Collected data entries
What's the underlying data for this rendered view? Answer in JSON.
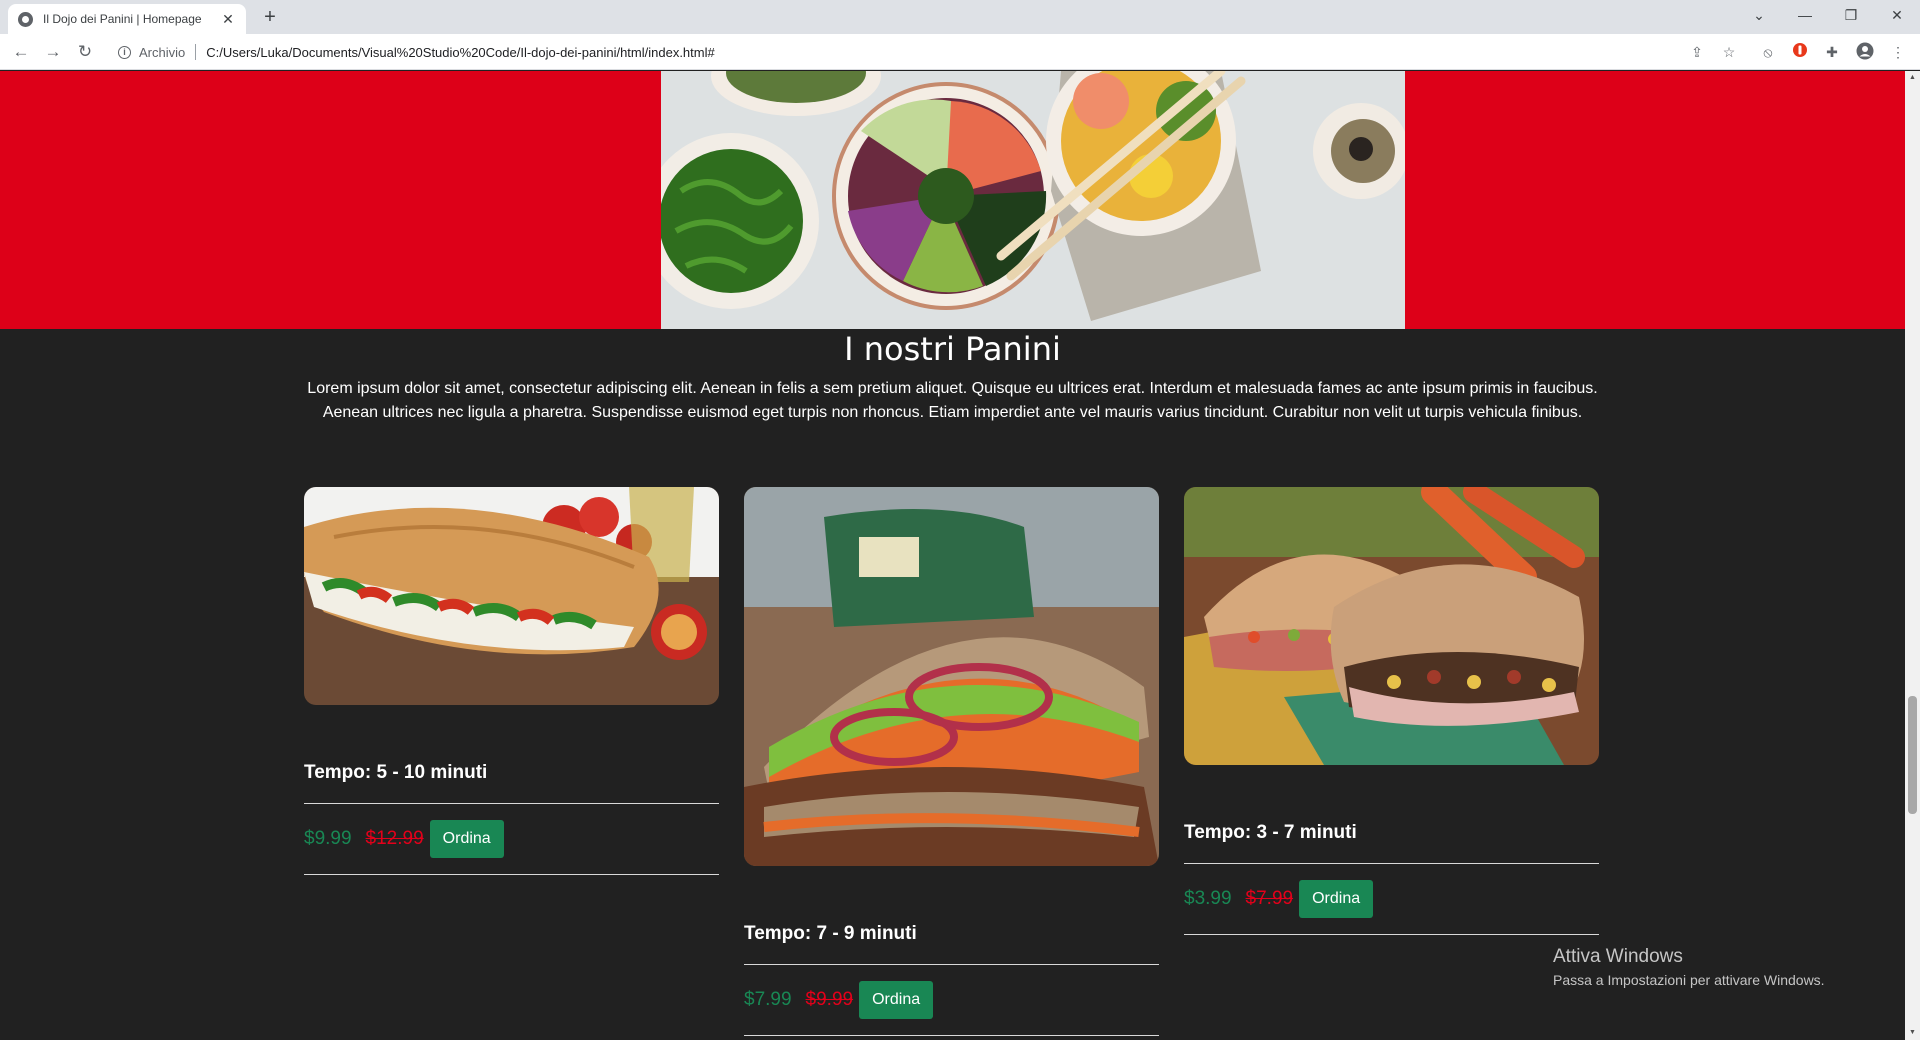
{
  "browser": {
    "tab_title": "Il Dojo dei Panini | Homepage",
    "tab_close": "✕",
    "new_tab": "+",
    "address_scheme": "Archivio",
    "address_url": "C:/Users/Luka/Documents/Visual%20Studio%20Code/Il-dojo-dei-panini/html/index.html#",
    "icons": [
      "back-icon",
      "forward-icon",
      "reload-icon",
      "info-icon",
      "share-icon",
      "star-icon",
      "block-icon",
      "extension-red-icon",
      "puzzle-icon",
      "profile-icon",
      "menu-icon"
    ]
  },
  "section": {
    "title": "I nostri Panini",
    "text": "Lorem ipsum dolor sit amet, consectetur adipiscing elit. Aenean in felis a sem pretium aliquet. Quisque eu ultrices erat. Interdum et malesuada fames ac ante ipsum primis in faucibus. Aenean ultrices nec ligula a pharetra. Suspendisse euismod eget turpis non rhoncus. Etiam imperdiet ante vel mauris varius tincidunt. Curabitur non velit ut turpis vehicula finibus."
  },
  "cards": [
    {
      "time": "Tempo: 5 - 10 minuti",
      "price": "$9.99",
      "old_price": "$12.99",
      "button": "Ordina"
    },
    {
      "time": "Tempo: 7 - 9 minuti",
      "price": "$7.99",
      "old_price": "$9.99",
      "button": "Ordina"
    },
    {
      "time": "Tempo: 3 - 7 minuti",
      "price": "$3.99",
      "old_price": "$7.99",
      "button": "Ordina"
    }
  ],
  "watermark": {
    "title": "Attiva Windows",
    "subtitle": "Passa a Impostazioni per attivare Windows."
  },
  "colors": {
    "hero_red": "#dd0018",
    "page_bg": "#212121",
    "price_green": "#198754",
    "price_red": "#e3001a"
  }
}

## Task instructions
Skip every picture and transcribe the data above exactly.

## Output for this task
What's the underlying data for this rendered view? Answer in JSON.
{
  "browser": {
    "tab_title": "Il Dojo dei Panini | Homepage",
    "tab_close": "✕",
    "new_tab": "+",
    "address_scheme": "Archivio",
    "address_url": "C:/Users/Luka/Documents/Visual%20Studio%20Code/Il-dojo-dei-panini/html/index.html#",
    "icons": [
      "back-icon",
      "forward-icon",
      "reload-icon",
      "info-icon",
      "share-icon",
      "star-icon",
      "block-icon",
      "extension-red-icon",
      "puzzle-icon",
      "profile-icon",
      "menu-icon"
    ]
  },
  "section": {
    "title": "I nostri Panini",
    "text": "Lorem ipsum dolor sit amet, consectetur adipiscing elit. Aenean in felis a sem pretium aliquet. Quisque eu ultrices erat. Interdum et malesuada fames ac ante ipsum primis in faucibus. Aenean ultrices nec ligula a pharetra. Suspendisse euismod eget turpis non rhoncus. Etiam imperdiet ante vel mauris varius tincidunt. Curabitur non velit ut turpis vehicula finibus."
  },
  "cards": [
    {
      "time": "Tempo: 5 - 10 minuti",
      "price": "$9.99",
      "old_price": "$12.99",
      "button": "Ordina"
    },
    {
      "time": "Tempo: 7 - 9 minuti",
      "price": "$7.99",
      "old_price": "$9.99",
      "button": "Ordina"
    },
    {
      "time": "Tempo: 3 - 7 minuti",
      "price": "$3.99",
      "old_price": "$7.99",
      "button": "Ordina"
    }
  ],
  "watermark": {
    "title": "Attiva Windows",
    "subtitle": "Passa a Impostazioni per attivare Windows."
  },
  "colors": {
    "hero_red": "#dd0018",
    "page_bg": "#212121",
    "price_green": "#198754",
    "price_red": "#e3001a"
  }
}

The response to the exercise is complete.